### What to do
A line counts if it contains the word "this" at least once. State how many such lines the records contain, giving the number alone.

### Supplied data
- - -

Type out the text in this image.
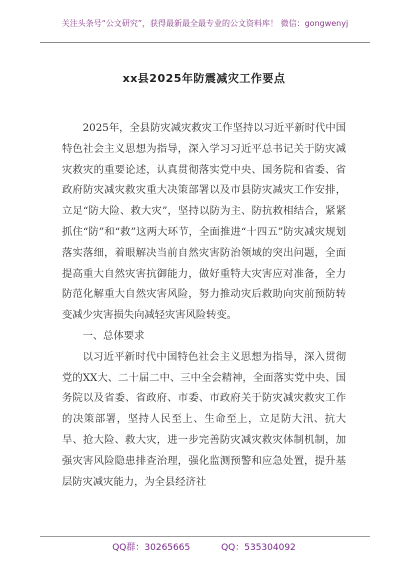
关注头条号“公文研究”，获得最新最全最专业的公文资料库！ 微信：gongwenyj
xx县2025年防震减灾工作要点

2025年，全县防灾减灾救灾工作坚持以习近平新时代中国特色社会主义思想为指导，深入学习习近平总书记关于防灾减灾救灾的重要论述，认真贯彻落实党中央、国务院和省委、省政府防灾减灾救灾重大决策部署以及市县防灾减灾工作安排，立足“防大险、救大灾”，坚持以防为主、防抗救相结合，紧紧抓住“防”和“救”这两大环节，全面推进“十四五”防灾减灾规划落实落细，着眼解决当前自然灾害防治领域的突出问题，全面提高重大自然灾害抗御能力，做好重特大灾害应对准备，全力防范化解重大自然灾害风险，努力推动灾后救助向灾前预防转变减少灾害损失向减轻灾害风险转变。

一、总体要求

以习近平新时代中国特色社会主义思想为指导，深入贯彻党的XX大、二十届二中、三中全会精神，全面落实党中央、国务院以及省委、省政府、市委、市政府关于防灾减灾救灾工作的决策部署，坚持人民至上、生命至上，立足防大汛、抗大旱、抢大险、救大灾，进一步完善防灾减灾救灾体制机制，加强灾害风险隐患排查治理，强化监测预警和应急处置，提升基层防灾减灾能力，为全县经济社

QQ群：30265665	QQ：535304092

- - -

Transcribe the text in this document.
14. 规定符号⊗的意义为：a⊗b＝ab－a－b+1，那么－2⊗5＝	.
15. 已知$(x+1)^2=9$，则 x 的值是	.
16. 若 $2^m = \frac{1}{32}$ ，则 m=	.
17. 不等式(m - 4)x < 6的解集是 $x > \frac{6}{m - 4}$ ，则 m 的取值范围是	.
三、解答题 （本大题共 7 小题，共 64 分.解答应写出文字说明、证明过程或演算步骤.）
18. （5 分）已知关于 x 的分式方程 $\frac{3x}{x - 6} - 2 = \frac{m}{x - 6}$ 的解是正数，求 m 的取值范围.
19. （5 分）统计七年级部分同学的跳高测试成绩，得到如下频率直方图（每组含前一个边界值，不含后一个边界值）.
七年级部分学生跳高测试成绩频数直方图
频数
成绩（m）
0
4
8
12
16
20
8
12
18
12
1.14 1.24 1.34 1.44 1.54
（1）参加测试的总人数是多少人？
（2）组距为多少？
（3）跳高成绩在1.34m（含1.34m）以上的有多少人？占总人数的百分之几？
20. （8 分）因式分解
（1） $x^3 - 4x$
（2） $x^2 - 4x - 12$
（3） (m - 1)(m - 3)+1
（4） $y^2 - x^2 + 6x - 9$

- - -

### Solution to the problem
2